───── The input ─────

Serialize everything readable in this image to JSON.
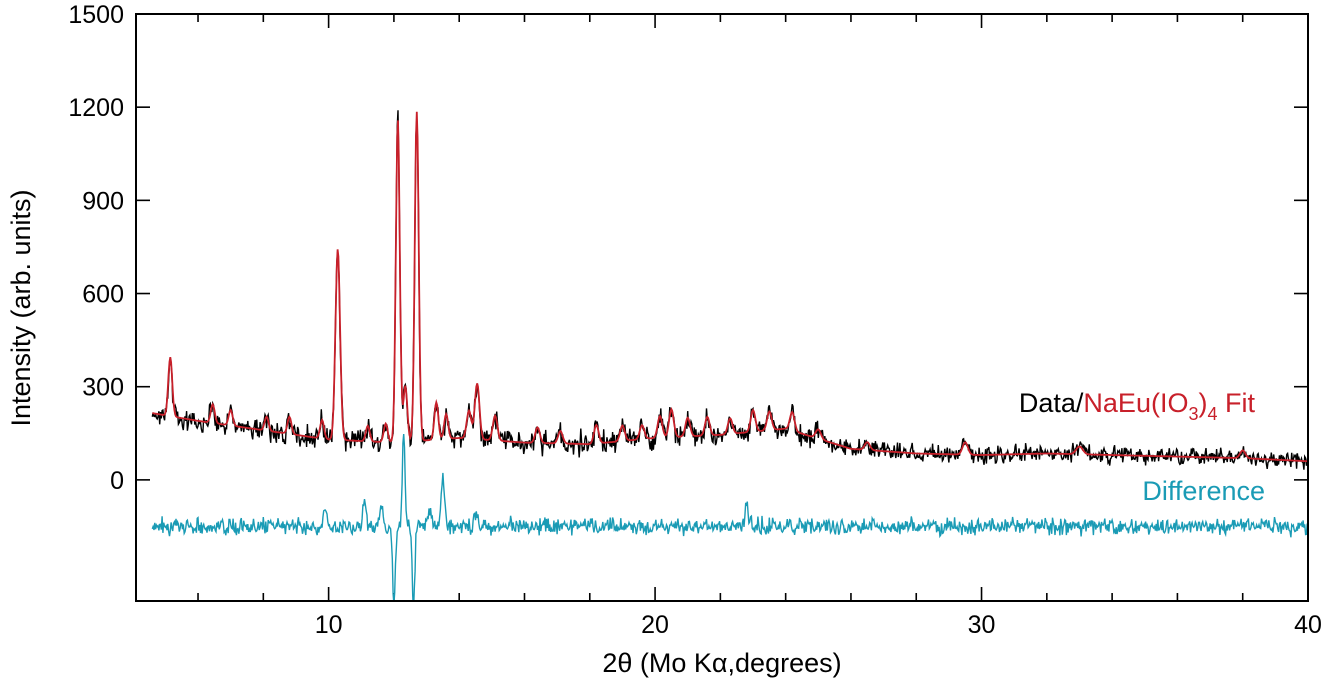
{
  "chart_data": {
    "type": "line",
    "xlabel": "2θ (Mo Kα,degrees)",
    "ylabel": "Intensity (arb. units)",
    "xlim": [
      4.1,
      40
    ],
    "ylim": [
      -390,
      1500
    ],
    "x_ticks": [
      10,
      20,
      30,
      40
    ],
    "x_tick_labels": [
      "10",
      "20",
      "30",
      "40"
    ],
    "x_minor_step": 2,
    "y_ticks": [
      0,
      300,
      600,
      900,
      1200,
      1500
    ],
    "y_tick_labels": [
      "0",
      "300",
      "600",
      "900",
      "1200",
      "1500"
    ],
    "grid": false,
    "legend": {
      "placement": "right",
      "data_label": "Data/",
      "fit_label_main": "NaEu(IO",
      "fit_sub_1": "3",
      "fit_label_mid": ")",
      "fit_sub_2": "4",
      "fit_label_end": " Fit",
      "difference_label": "Difference"
    },
    "colors": {
      "data": "#000000",
      "fit": "#c8202a",
      "difference": "#1a9bb5"
    },
    "background": {
      "x": [
        4.6,
        6,
        8,
        10,
        12,
        14,
        16,
        18,
        20,
        22,
        24,
        26,
        28,
        30,
        32,
        34,
        36,
        38,
        40
      ],
      "y": [
        215,
        190,
        160,
        130,
        120,
        135,
        120,
        115,
        135,
        145,
        165,
        100,
        85,
        80,
        85,
        80,
        75,
        70,
        60
      ]
    },
    "peaks": [
      {
        "x": 5.15,
        "h": 190,
        "w": 0.06
      },
      {
        "x": 6.45,
        "h": 60,
        "w": 0.06
      },
      {
        "x": 7.0,
        "h": 50,
        "w": 0.06
      },
      {
        "x": 8.1,
        "h": 45,
        "w": 0.06
      },
      {
        "x": 8.8,
        "h": 55,
        "w": 0.06
      },
      {
        "x": 9.8,
        "h": 60,
        "w": 0.06
      },
      {
        "x": 10.28,
        "h": 615,
        "w": 0.07
      },
      {
        "x": 11.2,
        "h": 50,
        "w": 0.06
      },
      {
        "x": 11.75,
        "h": 60,
        "w": 0.06
      },
      {
        "x": 12.12,
        "h": 1040,
        "w": 0.06
      },
      {
        "x": 12.7,
        "h": 1060,
        "w": 0.06
      },
      {
        "x": 12.35,
        "h": 180,
        "w": 0.06
      },
      {
        "x": 13.3,
        "h": 120,
        "w": 0.06
      },
      {
        "x": 13.6,
        "h": 80,
        "w": 0.06
      },
      {
        "x": 14.3,
        "h": 90,
        "w": 0.07
      },
      {
        "x": 14.55,
        "h": 180,
        "w": 0.07
      },
      {
        "x": 15.1,
        "h": 80,
        "w": 0.07
      },
      {
        "x": 16.4,
        "h": 50,
        "w": 0.07
      },
      {
        "x": 17.1,
        "h": 40,
        "w": 0.07
      },
      {
        "x": 18.2,
        "h": 60,
        "w": 0.07
      },
      {
        "x": 19.0,
        "h": 50,
        "w": 0.07
      },
      {
        "x": 19.6,
        "h": 45,
        "w": 0.07
      },
      {
        "x": 20.15,
        "h": 70,
        "w": 0.07
      },
      {
        "x": 20.5,
        "h": 90,
        "w": 0.07
      },
      {
        "x": 21.0,
        "h": 60,
        "w": 0.07
      },
      {
        "x": 21.6,
        "h": 60,
        "w": 0.07
      },
      {
        "x": 22.3,
        "h": 50,
        "w": 0.07
      },
      {
        "x": 23.0,
        "h": 70,
        "w": 0.07
      },
      {
        "x": 23.5,
        "h": 60,
        "w": 0.07
      },
      {
        "x": 24.2,
        "h": 60,
        "w": 0.07
      },
      {
        "x": 25.0,
        "h": 30,
        "w": 0.08
      },
      {
        "x": 26.5,
        "h": 25,
        "w": 0.08
      },
      {
        "x": 29.5,
        "h": 40,
        "w": 0.08
      },
      {
        "x": 33.0,
        "h": 25,
        "w": 0.1
      },
      {
        "x": 38.0,
        "h": 25,
        "w": 0.08
      }
    ],
    "difference_offset": -150,
    "difference_features": [
      {
        "x": 9.9,
        "h": 60,
        "w": 0.05
      },
      {
        "x": 11.1,
        "h": 80,
        "w": 0.05
      },
      {
        "x": 11.6,
        "h": 70,
        "w": 0.05
      },
      {
        "x": 12.0,
        "h": -250,
        "w": 0.04
      },
      {
        "x": 12.3,
        "h": 300,
        "w": 0.04
      },
      {
        "x": 12.6,
        "h": -270,
        "w": 0.04
      },
      {
        "x": 13.5,
        "h": 160,
        "w": 0.05
      },
      {
        "x": 13.1,
        "h": 60,
        "w": 0.05
      },
      {
        "x": 22.8,
        "h": 60,
        "w": 0.06
      },
      {
        "x": 14.5,
        "h": 40,
        "w": 0.05
      }
    ],
    "noise": {
      "step": 0.025,
      "data_amplitude": 35,
      "difference_amplitude": 26,
      "seed": 7
    }
  }
}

─────

Work required =
Copy out all of the material exactly as written, without its pictures.

In response =
Serialize everything readable in this image to JSON.
{
  "chart_data": {
    "type": "line",
    "xlabel": "2θ (Mo Kα,degrees)",
    "ylabel": "Intensity (arb. units)",
    "xlim": [
      4.1,
      40
    ],
    "ylim": [
      -390,
      1500
    ],
    "x_ticks": [
      10,
      20,
      30,
      40
    ],
    "x_tick_labels": [
      "10",
      "20",
      "30",
      "40"
    ],
    "x_minor_step": 2,
    "y_ticks": [
      0,
      300,
      600,
      900,
      1200,
      1500
    ],
    "y_tick_labels": [
      "0",
      "300",
      "600",
      "900",
      "1200",
      "1500"
    ],
    "grid": false,
    "legend": {
      "placement": "right",
      "data_label": "Data/",
      "fit_label_main": "NaEu(IO",
      "fit_sub_1": "3",
      "fit_label_mid": ")",
      "fit_sub_2": "4",
      "fit_label_end": " Fit",
      "difference_label": "Difference"
    },
    "colors": {
      "data": "#000000",
      "fit": "#c8202a",
      "difference": "#1a9bb5"
    },
    "background": {
      "x": [
        4.6,
        6,
        8,
        10,
        12,
        14,
        16,
        18,
        20,
        22,
        24,
        26,
        28,
        30,
        32,
        34,
        36,
        38,
        40
      ],
      "y": [
        215,
        190,
        160,
        130,
        120,
        135,
        120,
        115,
        135,
        145,
        165,
        100,
        85,
        80,
        85,
        80,
        75,
        70,
        60
      ]
    },
    "peaks": [
      {
        "x": 5.15,
        "h": 190,
        "w": 0.06
      },
      {
        "x": 6.45,
        "h": 60,
        "w": 0.06
      },
      {
        "x": 7.0,
        "h": 50,
        "w": 0.06
      },
      {
        "x": 8.1,
        "h": 45,
        "w": 0.06
      },
      {
        "x": 8.8,
        "h": 55,
        "w": 0.06
      },
      {
        "x": 9.8,
        "h": 60,
        "w": 0.06
      },
      {
        "x": 10.28,
        "h": 615,
        "w": 0.07
      },
      {
        "x": 11.2,
        "h": 50,
        "w": 0.06
      },
      {
        "x": 11.75,
        "h": 60,
        "w": 0.06
      },
      {
        "x": 12.12,
        "h": 1040,
        "w": 0.06
      },
      {
        "x": 12.7,
        "h": 1060,
        "w": 0.06
      },
      {
        "x": 12.35,
        "h": 180,
        "w": 0.06
      },
      {
        "x": 13.3,
        "h": 120,
        "w": 0.06
      },
      {
        "x": 13.6,
        "h": 80,
        "w": 0.06
      },
      {
        "x": 14.3,
        "h": 90,
        "w": 0.07
      },
      {
        "x": 14.55,
        "h": 180,
        "w": 0.07
      },
      {
        "x": 15.1,
        "h": 80,
        "w": 0.07
      },
      {
        "x": 16.4,
        "h": 50,
        "w": 0.07
      },
      {
        "x": 17.1,
        "h": 40,
        "w": 0.07
      },
      {
        "x": 18.2,
        "h": 60,
        "w": 0.07
      },
      {
        "x": 19.0,
        "h": 50,
        "w": 0.07
      },
      {
        "x": 19.6,
        "h": 45,
        "w": 0.07
      },
      {
        "x": 20.15,
        "h": 70,
        "w": 0.07
      },
      {
        "x": 20.5,
        "h": 90,
        "w": 0.07
      },
      {
        "x": 21.0,
        "h": 60,
        "w": 0.07
      },
      {
        "x": 21.6,
        "h": 60,
        "w": 0.07
      },
      {
        "x": 22.3,
        "h": 50,
        "w": 0.07
      },
      {
        "x": 23.0,
        "h": 70,
        "w": 0.07
      },
      {
        "x": 23.5,
        "h": 60,
        "w": 0.07
      },
      {
        "x": 24.2,
        "h": 60,
        "w": 0.07
      },
      {
        "x": 25.0,
        "h": 30,
        "w": 0.08
      },
      {
        "x": 26.5,
        "h": 25,
        "w": 0.08
      },
      {
        "x": 29.5,
        "h": 40,
        "w": 0.08
      },
      {
        "x": 33.0,
        "h": 25,
        "w": 0.1
      },
      {
        "x": 38.0,
        "h": 25,
        "w": 0.08
      }
    ],
    "difference_offset": -150,
    "difference_features": [
      {
        "x": 9.9,
        "h": 60,
        "w": 0.05
      },
      {
        "x": 11.1,
        "h": 80,
        "w": 0.05
      },
      {
        "x": 11.6,
        "h": 70,
        "w": 0.05
      },
      {
        "x": 12.0,
        "h": -250,
        "w": 0.04
      },
      {
        "x": 12.3,
        "h": 300,
        "w": 0.04
      },
      {
        "x": 12.6,
        "h": -270,
        "w": 0.04
      },
      {
        "x": 13.5,
        "h": 160,
        "w": 0.05
      },
      {
        "x": 13.1,
        "h": 60,
        "w": 0.05
      },
      {
        "x": 22.8,
        "h": 60,
        "w": 0.06
      },
      {
        "x": 14.5,
        "h": 40,
        "w": 0.05
      }
    ],
    "noise": {
      "step": 0.025,
      "data_amplitude": 35,
      "difference_amplitude": 26,
      "seed": 7
    }
  }
}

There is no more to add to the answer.